- [Task prompt]: Quote every line of the data below as it stands, omitting pictures.

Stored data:
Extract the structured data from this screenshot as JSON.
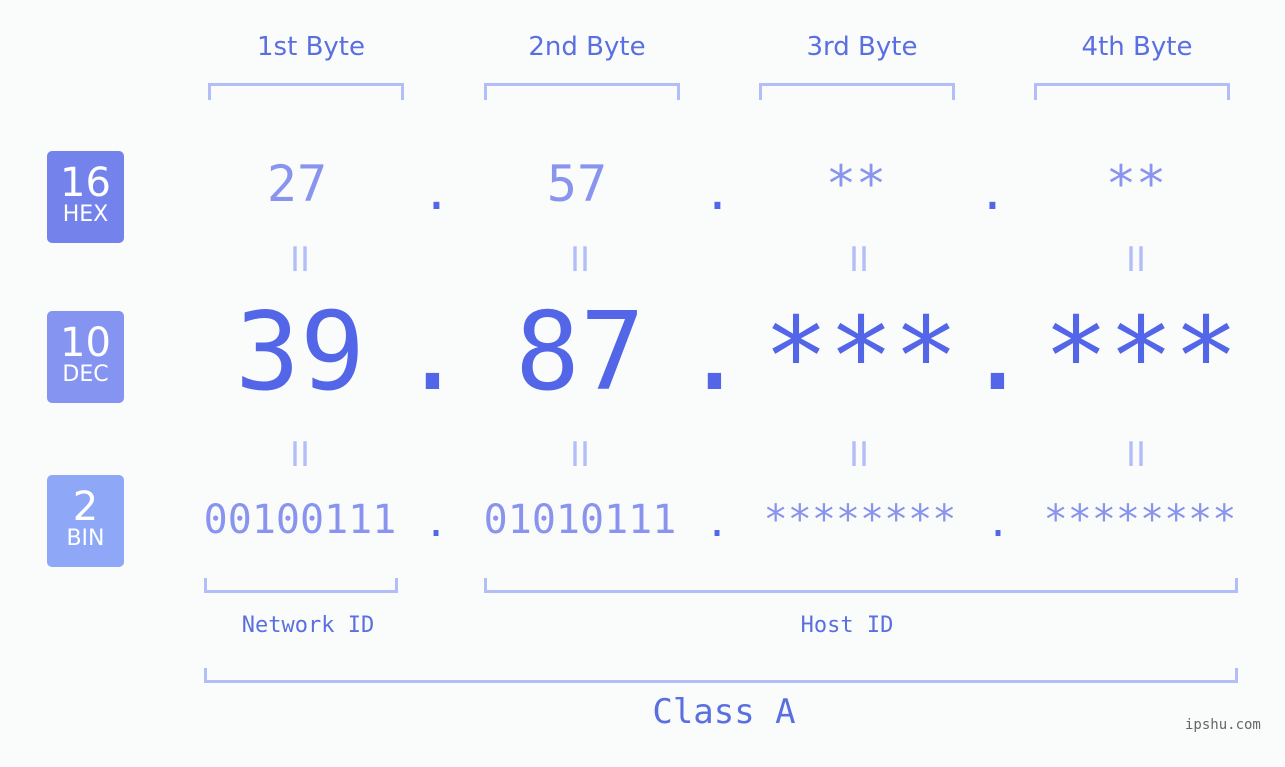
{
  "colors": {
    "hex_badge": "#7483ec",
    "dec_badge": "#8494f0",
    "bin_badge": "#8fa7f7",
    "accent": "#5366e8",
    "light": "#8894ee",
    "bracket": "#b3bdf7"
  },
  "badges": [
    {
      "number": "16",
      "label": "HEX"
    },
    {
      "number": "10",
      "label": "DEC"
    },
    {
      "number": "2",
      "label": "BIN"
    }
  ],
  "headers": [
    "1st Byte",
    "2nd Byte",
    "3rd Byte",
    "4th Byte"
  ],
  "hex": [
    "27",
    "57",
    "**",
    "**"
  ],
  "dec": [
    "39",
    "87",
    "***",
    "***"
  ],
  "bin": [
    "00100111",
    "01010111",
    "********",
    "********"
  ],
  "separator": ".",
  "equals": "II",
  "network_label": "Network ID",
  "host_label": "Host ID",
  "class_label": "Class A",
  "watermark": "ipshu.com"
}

- [Completed exercise]:
Extract the structured data from this screenshot as JSON.
{
  "colors": {
    "hex_badge": "#7483ec",
    "dec_badge": "#8494f0",
    "bin_badge": "#8fa7f7",
    "accent": "#5366e8",
    "light": "#8894ee",
    "bracket": "#b3bdf7"
  },
  "badges": [
    {
      "number": "16",
      "label": "HEX"
    },
    {
      "number": "10",
      "label": "DEC"
    },
    {
      "number": "2",
      "label": "BIN"
    }
  ],
  "headers": [
    "1st Byte",
    "2nd Byte",
    "3rd Byte",
    "4th Byte"
  ],
  "hex": [
    "27",
    "57",
    "**",
    "**"
  ],
  "dec": [
    "39",
    "87",
    "***",
    "***"
  ],
  "bin": [
    "00100111",
    "01010111",
    "********",
    "********"
  ],
  "separator": ".",
  "equals": "II",
  "network_label": "Network ID",
  "host_label": "Host ID",
  "class_label": "Class A",
  "watermark": "ipshu.com"
}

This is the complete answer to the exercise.